PROBLEM TO SOLVE: Write out the part of the forum thread below that runs from "In point of" to "have a restroom....", keeping every word and mark the same.

SELECTION:
━━━━━━━━━━━━━━━━━━━━

Something important to me and to us all

Nasty said:
They must have great bladders...

Space aliens don't s_ _ t. They are far too advanced for that; and run on a wasteless organic form of cold fusion. Heck, they don't even drink beer. ;)

n2s
 
No beer? I thought these things were highly civilized and advanced cultures???
 
Maybe we've finally hit why they come. Beer.
 
Next thing you'll tell me is that they don't know about wet T-shirt contests.

What would that leave? Ball peen hammers?


geesch!
 
I liked the movie where the alien refugees could get intoxicated on just plain milk. Thought it was some heavy stuff.

You wouldn't blow up a planet that made Moose Drool Beer, would you? Or Guinness? Or Bach?

These Aliens might eventually just 'shop'.


Would an alien have a use for a HI khuk?


munk
 
I like your thinking Munk.

Why market only on Earth?
 
Ah yes, good ol' "Alien Nation". Drunk on spoiled milk and salt water burned them like battery acid. I'll have to give the movie another rent. Probably one of my favorite alien flicks because the "fear" in the movie was motivated not by how they looked, but because they were better than us. Smarter, stronger, and willing to work for next to nothing. They had been bred as slaves and crash landed in a capitalistic society. As great of a social satire on immigration, outsourcing of jobs, and the plight of minorities as it was a very cool alien movie.

Jake
 
In point of fact, the massive Cigar vehicles have usually been observed in conjunction with saucers, and on more than one occasion the saucers were reported to merge with or go into the bigger Cigar type ship. The saucers themselves might not be able to travel at hyperluminal speeds, but the Cigars probably do. The Cigars may also have a restroom....
 
Well, the mystery goes on and on. The so called "angels' hair" may in fact be some sort of waste disposal system. When people run around trying to catch the dissipating white strands as they fall to Earth, they may in fact be playing with UFO toilet exhaust... It's completely safe, of course, but still..
 
The angel hair is an excellent place to start...it's frequently enough associated with UFOs to have a strong correlation, and it has been physically collected before. I've done a little reading on it, and the results don't quite make sense to me, but at this point, it seems like not much research has been done on it, and really, the angel hair is an unquestionably valuable tool for learning here. Even if it turns out to be a giant coincidence concerning local flora (and it might), we still learn something--we learn that angel hair is not correlated to UFOs, at least, in the way we probably think of it right now.
 
The best current theory, and my favorite, is that the angels hair is an extruded liquid. the liquid comes from compressed exhaust gases from inside the ship.
As you guys know, when you exhale the gases that come out are no longer breathable (especially if you like cigarrettes and garlic) so, in a confined space like a submarine or a Flying saucer, you have to clean the air. Those gases (including exhaled breath and flatulence - Carbon Dioxide and Methane) in sufficient amounts are poisonous and they build up fast.

If the aliens have some sort of air scrubber system, then it might grab those bad gases and compress them into a liquid which is then extruded out of the hull under high pressure to get through the propulsive field. Once out of the field, the liquid dissolves back into the basic gases that composed it. (decompression)

━━━━━━━━━━━━━━━━━━━━

MATERIAL SHOWN:
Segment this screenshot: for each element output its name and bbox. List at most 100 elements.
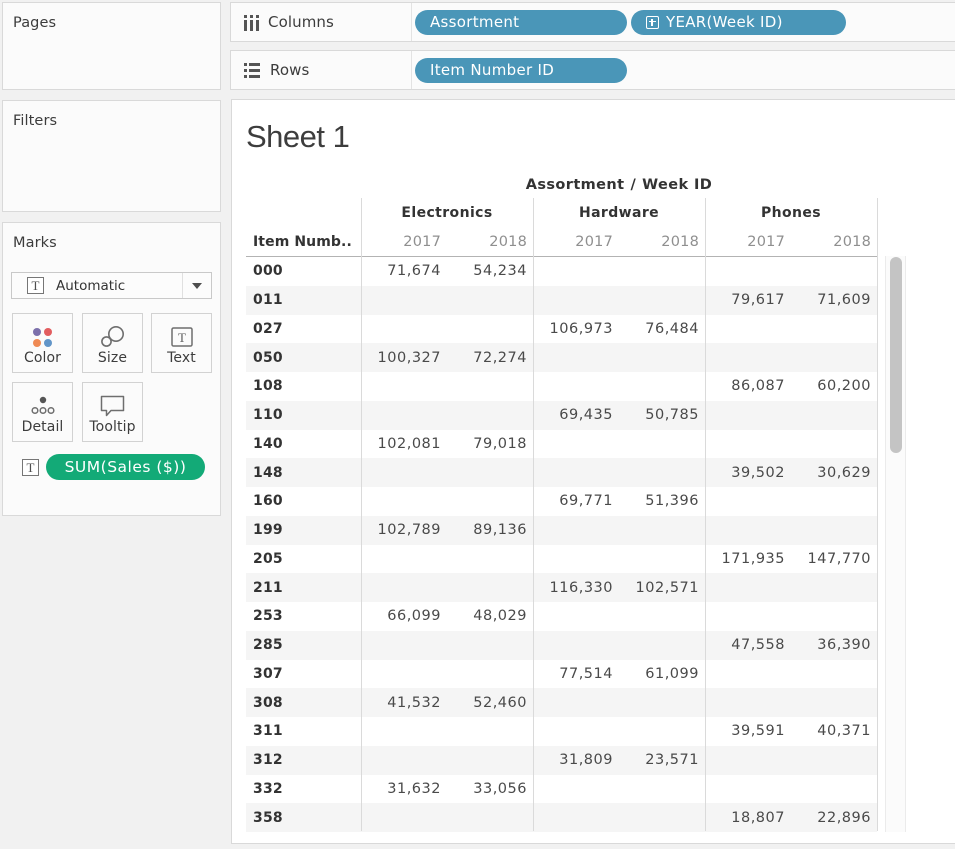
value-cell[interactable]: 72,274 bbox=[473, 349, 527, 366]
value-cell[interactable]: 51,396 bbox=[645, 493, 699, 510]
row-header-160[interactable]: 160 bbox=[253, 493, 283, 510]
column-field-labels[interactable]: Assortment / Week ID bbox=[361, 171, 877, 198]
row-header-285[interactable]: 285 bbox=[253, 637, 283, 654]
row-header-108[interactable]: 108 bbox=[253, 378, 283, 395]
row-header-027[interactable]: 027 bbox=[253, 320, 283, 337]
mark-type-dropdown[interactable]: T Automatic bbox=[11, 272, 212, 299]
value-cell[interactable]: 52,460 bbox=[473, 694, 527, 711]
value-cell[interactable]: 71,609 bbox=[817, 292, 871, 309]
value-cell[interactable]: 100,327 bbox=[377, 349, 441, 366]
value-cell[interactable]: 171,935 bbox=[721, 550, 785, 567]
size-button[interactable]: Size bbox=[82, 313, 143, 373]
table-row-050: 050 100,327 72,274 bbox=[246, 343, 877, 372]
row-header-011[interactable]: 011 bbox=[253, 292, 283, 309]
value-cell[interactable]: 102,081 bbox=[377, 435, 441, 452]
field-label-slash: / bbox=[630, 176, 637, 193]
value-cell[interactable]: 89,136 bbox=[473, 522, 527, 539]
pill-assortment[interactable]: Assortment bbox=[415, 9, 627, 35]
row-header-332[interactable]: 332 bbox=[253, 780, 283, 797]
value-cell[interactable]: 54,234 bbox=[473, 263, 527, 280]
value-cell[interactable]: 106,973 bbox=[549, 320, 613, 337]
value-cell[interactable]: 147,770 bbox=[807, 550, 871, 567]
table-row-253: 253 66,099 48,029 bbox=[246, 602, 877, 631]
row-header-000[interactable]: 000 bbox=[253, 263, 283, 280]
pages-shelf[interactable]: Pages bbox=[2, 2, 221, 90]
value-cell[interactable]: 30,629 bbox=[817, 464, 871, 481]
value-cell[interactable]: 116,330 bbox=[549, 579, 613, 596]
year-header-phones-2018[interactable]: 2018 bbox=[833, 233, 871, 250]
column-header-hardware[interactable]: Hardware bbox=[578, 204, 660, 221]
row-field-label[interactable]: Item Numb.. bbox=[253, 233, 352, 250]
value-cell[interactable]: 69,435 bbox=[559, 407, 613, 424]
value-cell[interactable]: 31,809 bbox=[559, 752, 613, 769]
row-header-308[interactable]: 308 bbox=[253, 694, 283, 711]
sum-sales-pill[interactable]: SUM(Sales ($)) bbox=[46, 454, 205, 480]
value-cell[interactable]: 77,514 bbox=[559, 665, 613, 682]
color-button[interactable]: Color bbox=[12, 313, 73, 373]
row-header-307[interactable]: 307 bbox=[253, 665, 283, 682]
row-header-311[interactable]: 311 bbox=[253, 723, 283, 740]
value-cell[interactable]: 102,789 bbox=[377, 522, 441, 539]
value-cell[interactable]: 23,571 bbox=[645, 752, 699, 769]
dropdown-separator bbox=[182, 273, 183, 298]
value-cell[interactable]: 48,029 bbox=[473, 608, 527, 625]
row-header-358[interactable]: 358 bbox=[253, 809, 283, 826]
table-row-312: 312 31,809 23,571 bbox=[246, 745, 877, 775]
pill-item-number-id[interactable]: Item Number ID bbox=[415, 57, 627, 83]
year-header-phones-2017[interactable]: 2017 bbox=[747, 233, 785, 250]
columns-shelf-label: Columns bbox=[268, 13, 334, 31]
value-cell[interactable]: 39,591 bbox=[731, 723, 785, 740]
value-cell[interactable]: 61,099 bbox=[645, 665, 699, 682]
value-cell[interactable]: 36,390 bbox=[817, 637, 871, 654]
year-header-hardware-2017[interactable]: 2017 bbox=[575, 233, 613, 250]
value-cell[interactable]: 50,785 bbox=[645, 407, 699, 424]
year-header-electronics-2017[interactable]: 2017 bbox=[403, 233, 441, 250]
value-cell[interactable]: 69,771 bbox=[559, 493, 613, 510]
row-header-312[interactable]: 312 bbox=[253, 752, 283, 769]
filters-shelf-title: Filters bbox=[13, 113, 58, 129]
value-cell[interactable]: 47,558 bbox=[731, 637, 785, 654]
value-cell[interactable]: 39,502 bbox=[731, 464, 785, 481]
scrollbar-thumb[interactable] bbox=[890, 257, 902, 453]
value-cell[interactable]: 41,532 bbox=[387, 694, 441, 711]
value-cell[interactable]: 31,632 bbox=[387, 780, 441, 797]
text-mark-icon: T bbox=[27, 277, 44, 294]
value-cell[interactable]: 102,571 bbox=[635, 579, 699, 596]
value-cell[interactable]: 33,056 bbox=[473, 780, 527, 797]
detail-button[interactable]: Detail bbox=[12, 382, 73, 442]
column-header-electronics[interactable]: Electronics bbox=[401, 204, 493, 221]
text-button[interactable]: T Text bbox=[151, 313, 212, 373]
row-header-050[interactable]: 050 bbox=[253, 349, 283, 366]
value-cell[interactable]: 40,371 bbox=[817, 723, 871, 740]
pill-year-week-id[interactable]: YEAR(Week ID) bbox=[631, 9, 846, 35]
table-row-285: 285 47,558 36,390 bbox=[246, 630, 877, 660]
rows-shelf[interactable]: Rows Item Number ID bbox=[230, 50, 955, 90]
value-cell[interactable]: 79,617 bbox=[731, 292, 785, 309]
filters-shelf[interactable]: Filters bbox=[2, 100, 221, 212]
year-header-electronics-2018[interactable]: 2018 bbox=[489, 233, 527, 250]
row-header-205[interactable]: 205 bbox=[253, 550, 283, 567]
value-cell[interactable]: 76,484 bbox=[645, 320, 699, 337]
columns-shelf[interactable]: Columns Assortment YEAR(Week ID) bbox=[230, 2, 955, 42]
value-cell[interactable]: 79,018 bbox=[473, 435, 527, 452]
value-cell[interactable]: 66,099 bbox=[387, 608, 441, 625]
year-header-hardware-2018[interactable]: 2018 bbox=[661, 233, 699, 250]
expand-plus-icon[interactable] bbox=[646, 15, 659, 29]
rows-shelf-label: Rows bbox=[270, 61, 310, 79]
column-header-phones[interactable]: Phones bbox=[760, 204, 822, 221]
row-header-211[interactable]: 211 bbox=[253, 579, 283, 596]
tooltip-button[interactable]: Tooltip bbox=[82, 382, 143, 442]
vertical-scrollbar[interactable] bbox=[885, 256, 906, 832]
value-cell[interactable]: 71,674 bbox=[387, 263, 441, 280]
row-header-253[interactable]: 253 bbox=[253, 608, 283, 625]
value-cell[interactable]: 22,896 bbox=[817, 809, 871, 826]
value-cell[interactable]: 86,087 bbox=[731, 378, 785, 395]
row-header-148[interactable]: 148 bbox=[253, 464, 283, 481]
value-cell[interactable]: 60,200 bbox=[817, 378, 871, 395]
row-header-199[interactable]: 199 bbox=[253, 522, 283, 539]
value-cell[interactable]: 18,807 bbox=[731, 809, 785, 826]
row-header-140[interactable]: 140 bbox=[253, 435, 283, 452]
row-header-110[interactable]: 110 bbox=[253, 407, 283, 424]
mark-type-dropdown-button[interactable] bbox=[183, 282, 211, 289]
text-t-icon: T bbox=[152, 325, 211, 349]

━━━━━━━━━━━━━━━━━━━━

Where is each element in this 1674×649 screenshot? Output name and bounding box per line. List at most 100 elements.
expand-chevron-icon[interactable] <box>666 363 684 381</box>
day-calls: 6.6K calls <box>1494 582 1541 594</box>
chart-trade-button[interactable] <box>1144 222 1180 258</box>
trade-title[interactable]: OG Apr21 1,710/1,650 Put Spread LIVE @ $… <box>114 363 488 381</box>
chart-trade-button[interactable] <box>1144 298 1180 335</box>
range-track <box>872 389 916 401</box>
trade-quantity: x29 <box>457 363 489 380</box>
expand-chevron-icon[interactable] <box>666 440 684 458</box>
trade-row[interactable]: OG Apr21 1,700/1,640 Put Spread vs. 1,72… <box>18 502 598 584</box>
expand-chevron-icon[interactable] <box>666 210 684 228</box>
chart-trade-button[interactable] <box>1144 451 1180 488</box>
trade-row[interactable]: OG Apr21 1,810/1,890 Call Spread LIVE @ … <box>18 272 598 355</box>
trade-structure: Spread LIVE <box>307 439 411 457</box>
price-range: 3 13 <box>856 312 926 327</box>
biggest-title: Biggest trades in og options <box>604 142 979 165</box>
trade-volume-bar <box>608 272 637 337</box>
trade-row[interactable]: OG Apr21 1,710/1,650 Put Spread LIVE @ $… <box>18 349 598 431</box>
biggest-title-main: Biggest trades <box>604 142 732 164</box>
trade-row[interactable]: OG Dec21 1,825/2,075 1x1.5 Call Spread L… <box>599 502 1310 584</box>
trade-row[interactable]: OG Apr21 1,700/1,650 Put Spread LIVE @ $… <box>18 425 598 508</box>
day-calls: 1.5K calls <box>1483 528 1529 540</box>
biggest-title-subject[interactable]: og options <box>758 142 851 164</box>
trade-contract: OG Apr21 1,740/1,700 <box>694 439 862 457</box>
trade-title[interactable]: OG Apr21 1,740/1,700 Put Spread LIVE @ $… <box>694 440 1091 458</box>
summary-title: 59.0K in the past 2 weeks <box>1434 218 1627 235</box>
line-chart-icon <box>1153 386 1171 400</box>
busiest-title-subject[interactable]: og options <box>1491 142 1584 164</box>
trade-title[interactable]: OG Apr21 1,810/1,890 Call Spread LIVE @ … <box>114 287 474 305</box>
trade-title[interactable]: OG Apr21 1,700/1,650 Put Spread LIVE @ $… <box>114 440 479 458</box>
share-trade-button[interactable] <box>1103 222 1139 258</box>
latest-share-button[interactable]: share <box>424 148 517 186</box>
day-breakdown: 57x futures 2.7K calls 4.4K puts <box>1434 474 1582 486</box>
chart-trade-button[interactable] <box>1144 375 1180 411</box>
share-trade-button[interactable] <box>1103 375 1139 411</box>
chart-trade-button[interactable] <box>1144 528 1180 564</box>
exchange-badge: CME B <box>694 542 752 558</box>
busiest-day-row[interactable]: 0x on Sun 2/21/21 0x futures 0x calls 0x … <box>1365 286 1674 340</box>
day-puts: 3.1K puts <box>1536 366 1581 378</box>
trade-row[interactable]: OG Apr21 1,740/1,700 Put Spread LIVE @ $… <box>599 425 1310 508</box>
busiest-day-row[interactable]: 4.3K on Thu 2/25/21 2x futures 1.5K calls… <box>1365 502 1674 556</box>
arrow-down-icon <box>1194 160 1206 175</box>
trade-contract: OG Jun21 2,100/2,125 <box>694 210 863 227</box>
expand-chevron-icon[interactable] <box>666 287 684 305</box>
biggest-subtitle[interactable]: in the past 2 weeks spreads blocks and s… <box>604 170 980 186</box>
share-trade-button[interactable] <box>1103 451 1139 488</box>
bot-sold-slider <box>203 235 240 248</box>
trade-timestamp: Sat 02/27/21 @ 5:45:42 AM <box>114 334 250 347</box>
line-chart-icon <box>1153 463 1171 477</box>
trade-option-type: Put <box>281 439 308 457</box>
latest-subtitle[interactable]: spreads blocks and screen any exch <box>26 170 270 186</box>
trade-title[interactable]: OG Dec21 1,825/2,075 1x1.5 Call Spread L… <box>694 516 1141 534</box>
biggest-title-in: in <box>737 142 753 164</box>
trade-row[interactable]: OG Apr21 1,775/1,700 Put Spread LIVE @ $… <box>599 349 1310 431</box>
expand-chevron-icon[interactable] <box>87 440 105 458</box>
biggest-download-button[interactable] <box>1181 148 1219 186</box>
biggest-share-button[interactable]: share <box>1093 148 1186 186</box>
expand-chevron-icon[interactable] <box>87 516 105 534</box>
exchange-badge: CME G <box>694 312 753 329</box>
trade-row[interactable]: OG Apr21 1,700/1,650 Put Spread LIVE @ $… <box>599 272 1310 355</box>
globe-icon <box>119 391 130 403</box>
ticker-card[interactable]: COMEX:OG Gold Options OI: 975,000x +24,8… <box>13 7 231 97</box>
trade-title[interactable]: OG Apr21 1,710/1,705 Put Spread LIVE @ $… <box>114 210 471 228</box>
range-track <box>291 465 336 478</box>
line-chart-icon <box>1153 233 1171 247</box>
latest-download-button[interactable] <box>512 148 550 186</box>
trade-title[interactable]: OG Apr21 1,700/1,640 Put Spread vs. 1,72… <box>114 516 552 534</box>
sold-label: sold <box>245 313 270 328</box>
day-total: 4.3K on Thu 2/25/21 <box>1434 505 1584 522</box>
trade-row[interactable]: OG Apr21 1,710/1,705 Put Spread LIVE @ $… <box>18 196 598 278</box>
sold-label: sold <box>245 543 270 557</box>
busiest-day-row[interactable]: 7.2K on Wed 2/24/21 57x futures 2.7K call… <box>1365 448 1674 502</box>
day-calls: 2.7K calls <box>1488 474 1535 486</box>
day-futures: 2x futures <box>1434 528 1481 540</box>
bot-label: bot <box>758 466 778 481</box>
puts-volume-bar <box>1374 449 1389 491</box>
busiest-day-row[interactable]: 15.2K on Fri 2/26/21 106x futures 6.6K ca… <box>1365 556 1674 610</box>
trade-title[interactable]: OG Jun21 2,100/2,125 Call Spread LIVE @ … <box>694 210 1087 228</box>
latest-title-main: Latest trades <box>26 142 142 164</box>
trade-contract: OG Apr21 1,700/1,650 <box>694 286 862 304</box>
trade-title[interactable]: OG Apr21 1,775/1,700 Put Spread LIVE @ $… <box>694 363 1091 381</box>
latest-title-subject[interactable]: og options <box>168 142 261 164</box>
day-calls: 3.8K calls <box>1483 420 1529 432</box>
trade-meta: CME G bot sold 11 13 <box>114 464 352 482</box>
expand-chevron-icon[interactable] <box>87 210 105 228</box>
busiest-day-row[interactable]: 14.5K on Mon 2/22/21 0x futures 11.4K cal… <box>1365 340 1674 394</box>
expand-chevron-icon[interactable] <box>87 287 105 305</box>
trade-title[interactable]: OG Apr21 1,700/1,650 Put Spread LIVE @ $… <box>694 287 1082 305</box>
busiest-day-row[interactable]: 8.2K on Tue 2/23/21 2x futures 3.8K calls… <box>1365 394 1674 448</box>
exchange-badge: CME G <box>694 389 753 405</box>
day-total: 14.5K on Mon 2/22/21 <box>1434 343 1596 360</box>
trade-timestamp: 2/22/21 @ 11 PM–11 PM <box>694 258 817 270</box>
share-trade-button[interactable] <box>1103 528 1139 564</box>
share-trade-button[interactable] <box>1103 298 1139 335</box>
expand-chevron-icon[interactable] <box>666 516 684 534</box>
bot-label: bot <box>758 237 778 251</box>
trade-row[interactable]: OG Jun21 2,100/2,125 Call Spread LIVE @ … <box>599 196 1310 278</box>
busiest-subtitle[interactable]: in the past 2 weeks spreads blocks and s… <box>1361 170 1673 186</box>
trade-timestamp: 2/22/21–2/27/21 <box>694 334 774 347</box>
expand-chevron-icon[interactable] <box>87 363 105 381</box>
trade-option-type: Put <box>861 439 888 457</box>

━━━━━━━━━━━━━━━━━━━━

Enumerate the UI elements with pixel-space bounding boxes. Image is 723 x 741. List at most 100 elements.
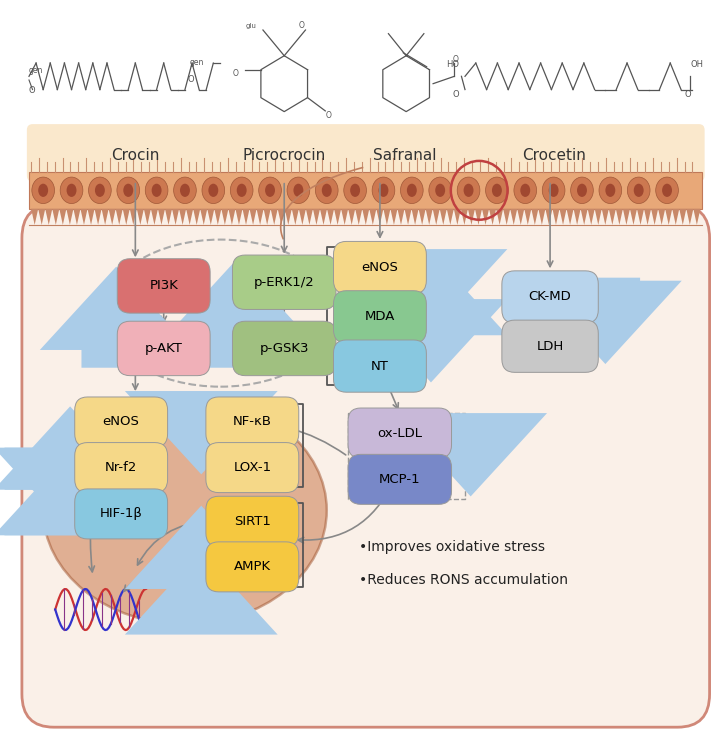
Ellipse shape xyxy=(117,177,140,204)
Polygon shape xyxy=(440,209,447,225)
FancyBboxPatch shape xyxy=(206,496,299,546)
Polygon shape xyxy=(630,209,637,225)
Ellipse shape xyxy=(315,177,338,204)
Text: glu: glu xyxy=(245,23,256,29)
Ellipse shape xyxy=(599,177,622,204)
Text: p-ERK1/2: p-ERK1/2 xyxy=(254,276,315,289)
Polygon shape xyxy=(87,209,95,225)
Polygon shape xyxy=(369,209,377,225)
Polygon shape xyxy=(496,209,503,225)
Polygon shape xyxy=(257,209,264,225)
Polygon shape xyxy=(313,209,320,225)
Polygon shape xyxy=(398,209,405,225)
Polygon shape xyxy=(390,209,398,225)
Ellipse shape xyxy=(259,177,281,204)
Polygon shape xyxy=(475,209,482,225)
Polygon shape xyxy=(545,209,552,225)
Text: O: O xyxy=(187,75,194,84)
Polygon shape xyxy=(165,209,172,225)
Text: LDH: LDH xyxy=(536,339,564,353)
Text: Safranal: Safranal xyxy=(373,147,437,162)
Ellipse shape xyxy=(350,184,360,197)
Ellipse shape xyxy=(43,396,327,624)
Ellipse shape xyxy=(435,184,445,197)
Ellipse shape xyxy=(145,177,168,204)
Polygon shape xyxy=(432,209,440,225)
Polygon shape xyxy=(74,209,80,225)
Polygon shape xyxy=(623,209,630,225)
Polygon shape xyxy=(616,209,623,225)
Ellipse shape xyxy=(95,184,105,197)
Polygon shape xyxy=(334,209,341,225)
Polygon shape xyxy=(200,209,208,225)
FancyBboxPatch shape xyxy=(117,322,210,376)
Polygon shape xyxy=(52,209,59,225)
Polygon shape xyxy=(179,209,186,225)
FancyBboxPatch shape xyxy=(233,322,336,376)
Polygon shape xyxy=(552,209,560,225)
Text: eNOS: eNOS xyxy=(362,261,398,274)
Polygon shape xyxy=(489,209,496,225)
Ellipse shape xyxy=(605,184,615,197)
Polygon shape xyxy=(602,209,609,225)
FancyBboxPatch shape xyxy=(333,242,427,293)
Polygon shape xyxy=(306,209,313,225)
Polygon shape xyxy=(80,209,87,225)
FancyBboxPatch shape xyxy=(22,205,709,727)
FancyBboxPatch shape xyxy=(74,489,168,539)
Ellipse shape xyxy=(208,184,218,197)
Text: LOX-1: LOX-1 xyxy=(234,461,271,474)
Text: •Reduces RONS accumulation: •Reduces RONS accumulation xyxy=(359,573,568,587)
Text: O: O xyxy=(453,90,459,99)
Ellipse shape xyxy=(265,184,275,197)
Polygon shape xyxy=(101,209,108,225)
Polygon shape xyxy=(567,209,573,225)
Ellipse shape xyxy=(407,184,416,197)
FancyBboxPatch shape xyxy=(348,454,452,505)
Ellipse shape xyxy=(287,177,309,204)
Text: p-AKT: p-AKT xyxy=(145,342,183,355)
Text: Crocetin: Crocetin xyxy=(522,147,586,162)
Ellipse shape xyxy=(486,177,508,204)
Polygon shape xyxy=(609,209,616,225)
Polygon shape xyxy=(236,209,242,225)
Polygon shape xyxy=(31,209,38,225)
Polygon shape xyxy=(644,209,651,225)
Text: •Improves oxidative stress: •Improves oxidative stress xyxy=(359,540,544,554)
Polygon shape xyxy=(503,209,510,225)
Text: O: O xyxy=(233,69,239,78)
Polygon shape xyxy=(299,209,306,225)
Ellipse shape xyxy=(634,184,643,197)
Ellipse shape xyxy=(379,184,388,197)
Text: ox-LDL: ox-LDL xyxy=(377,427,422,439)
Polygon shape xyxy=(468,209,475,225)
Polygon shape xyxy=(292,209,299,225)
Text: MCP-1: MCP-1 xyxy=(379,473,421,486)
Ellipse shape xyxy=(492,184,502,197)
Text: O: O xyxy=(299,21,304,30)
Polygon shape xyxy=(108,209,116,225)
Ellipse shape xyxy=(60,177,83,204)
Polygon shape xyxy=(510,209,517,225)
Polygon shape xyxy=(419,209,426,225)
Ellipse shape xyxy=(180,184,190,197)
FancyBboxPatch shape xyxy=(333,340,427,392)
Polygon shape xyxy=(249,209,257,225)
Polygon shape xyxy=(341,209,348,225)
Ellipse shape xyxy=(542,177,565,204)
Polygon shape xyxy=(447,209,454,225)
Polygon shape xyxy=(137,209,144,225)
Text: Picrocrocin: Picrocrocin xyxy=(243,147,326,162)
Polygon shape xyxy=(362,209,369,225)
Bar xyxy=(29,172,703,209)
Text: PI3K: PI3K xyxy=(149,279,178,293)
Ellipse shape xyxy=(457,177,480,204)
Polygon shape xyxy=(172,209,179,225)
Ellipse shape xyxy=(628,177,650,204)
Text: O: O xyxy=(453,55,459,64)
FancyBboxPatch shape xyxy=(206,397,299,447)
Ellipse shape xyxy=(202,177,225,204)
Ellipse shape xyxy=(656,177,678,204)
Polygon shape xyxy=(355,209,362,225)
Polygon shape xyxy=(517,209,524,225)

━━━━━━━━━━━━━━━━━━━━

RESULT OF THE TASK:
In point of fact, the massive Cigar vehicles have usually been observed in conjunction with saucers, and on more than one occasion the saucers were reported to merge with or go into the bigger Cigar type ship. The saucers themselves might not be able to travel at hyperluminal speeds, but the Cigars probably do. The Cigars may also have a restroom....